Task objective :: Return the whole listing exactly as it stands.

—————

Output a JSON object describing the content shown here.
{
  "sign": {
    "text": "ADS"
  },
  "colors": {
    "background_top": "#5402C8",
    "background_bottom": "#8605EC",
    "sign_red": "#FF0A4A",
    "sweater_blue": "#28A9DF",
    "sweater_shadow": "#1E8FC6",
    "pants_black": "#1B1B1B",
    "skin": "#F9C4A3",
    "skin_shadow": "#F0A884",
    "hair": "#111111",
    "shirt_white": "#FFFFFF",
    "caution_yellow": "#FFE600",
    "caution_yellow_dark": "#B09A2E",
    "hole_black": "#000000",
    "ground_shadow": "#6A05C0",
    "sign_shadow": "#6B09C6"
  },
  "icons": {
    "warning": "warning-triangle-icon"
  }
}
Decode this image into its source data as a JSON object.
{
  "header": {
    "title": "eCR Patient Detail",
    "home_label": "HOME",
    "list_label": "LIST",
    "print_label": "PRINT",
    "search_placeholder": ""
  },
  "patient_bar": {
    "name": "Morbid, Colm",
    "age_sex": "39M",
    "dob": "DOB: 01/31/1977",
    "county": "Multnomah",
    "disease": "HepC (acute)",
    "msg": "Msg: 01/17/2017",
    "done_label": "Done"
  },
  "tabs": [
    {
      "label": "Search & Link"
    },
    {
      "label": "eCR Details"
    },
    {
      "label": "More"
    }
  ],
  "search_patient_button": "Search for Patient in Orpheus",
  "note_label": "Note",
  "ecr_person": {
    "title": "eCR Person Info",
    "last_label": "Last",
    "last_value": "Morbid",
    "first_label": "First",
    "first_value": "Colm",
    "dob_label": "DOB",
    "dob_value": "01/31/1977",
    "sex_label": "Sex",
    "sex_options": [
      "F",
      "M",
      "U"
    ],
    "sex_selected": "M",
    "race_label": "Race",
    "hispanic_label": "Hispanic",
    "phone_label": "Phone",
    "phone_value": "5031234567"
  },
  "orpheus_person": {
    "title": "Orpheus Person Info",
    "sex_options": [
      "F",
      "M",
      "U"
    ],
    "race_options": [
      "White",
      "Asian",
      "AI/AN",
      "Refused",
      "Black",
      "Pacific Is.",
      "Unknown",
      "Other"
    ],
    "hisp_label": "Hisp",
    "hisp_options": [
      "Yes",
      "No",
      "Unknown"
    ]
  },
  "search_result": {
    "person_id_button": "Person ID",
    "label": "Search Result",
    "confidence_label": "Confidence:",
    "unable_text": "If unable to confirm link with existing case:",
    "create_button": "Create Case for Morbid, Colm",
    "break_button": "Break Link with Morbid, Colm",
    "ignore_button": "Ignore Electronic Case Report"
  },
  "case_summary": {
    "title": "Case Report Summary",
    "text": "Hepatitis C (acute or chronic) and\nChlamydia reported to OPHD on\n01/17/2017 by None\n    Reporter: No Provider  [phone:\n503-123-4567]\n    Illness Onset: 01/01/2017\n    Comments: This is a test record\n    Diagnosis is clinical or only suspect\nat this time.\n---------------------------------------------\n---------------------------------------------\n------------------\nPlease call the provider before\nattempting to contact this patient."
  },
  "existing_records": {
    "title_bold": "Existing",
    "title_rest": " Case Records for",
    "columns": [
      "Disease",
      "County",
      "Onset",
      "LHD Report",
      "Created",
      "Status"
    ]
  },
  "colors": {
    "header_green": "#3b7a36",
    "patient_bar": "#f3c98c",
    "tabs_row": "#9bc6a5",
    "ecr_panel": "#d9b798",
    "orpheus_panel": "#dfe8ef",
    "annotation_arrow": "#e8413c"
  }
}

—————

Exercise answer ::
Output a JSON object describing the content shown here.
{
  "sign": {
    "text": "ADS"
  },
  "colors": {
    "background_top": "#5402C8",
    "background_bottom": "#8605EC",
    "sign_red": "#FF0A4A",
    "sweater_blue": "#28A9DF",
    "sweater_shadow": "#1E8FC6",
    "pants_black": "#1B1B1B",
    "skin": "#F9C4A3",
    "skin_shadow": "#F0A884",
    "hair": "#111111",
    "shirt_white": "#FFFFFF",
    "caution_yellow": "#FFE600",
    "caution_yellow_dark": "#B09A2E",
    "hole_black": "#000000",
    "ground_shadow": "#6A05C0",
    "sign_shadow": "#6B09C6"
  },
  "icons": {
    "warning": "warning-triangle-icon"
  }
}
Decode this image into its source data as a JSON object.
{
  "header": {
    "title": "eCR Patient Detail",
    "home_label": "HOME",
    "list_label": "LIST",
    "print_label": "PRINT",
    "search_placeholder": ""
  },
  "patient_bar": {
    "name": "Morbid, Colm",
    "age_sex": "39M",
    "dob": "DOB: 01/31/1977",
    "county": "Multnomah",
    "disease": "HepC (acute)",
    "msg": "Msg: 01/17/2017",
    "done_label": "Done"
  },
  "tabs": [
    {
      "label": "Search & Link"
    },
    {
      "label": "eCR Details"
    },
    {
      "label": "More"
    }
  ],
  "search_patient_button": "Search for Patient in Orpheus",
  "note_label": "Note",
  "ecr_person": {
    "title": "eCR Person Info",
    "last_label": "Last",
    "last_value": "Morbid",
    "first_label": "First",
    "first_value": "Colm",
    "dob_label": "DOB",
    "dob_value": "01/31/1977",
    "sex_label": "Sex",
    "sex_options": [
      "F",
      "M",
      "U"
    ],
    "sex_selected": "M",
    "race_label": "Race",
    "hispanic_label": "Hispanic",
    "phone_label": "Phone",
    "phone_value": "5031234567"
  },
  "orpheus_person": {
    "title": "Orpheus Person Info",
    "sex_options": [
      "F",
      "M",
      "U"
    ],
    "race_options": [
      "White",
      "Asian",
      "AI/AN",
      "Refused",
      "Black",
      "Pacific Is.",
      "Unknown",
      "Other"
    ],
    "hisp_label": "Hisp",
    "hisp_options": [
      "Yes",
      "No",
      "Unknown"
    ]
  },
  "search_result": {
    "person_id_button": "Person ID",
    "label": "Search Result",
    "confidence_label": "Confidence:",
    "unable_text": "If unable to confirm link with existing case:",
    "create_button": "Create Case for Morbid, Colm",
    "break_button": "Break Link with Morbid, Colm",
    "ignore_button": "Ignore Electronic Case Report"
  },
  "case_summary": {
    "title": "Case Report Summary",
    "text": "Hepatitis C (acute or chronic) and\nChlamydia reported to OPHD on\n01/17/2017 by None\n    Reporter: No Provider  [phone:\n503-123-4567]\n    Illness Onset: 01/01/2017\n    Comments: This is a test record\n    Diagnosis is clinical or only suspect\nat this time.\n---------------------------------------------\n---------------------------------------------\n------------------\nPlease call the provider before\nattempting to contact this patient."
  },
  "existing_records": {
    "title_bold": "Existing",
    "title_rest": " Case Records for",
    "columns": [
      "Disease",
      "County",
      "Onset",
      "LHD Report",
      "Created",
      "Status"
    ]
  },
  "colors": {
    "header_green": "#3b7a36",
    "patient_bar": "#f3c98c",
    "tabs_row": "#9bc6a5",
    "ecr_panel": "#d9b798",
    "orpheus_panel": "#dfe8ef",
    "annotation_arrow": "#e8413c"
  }
}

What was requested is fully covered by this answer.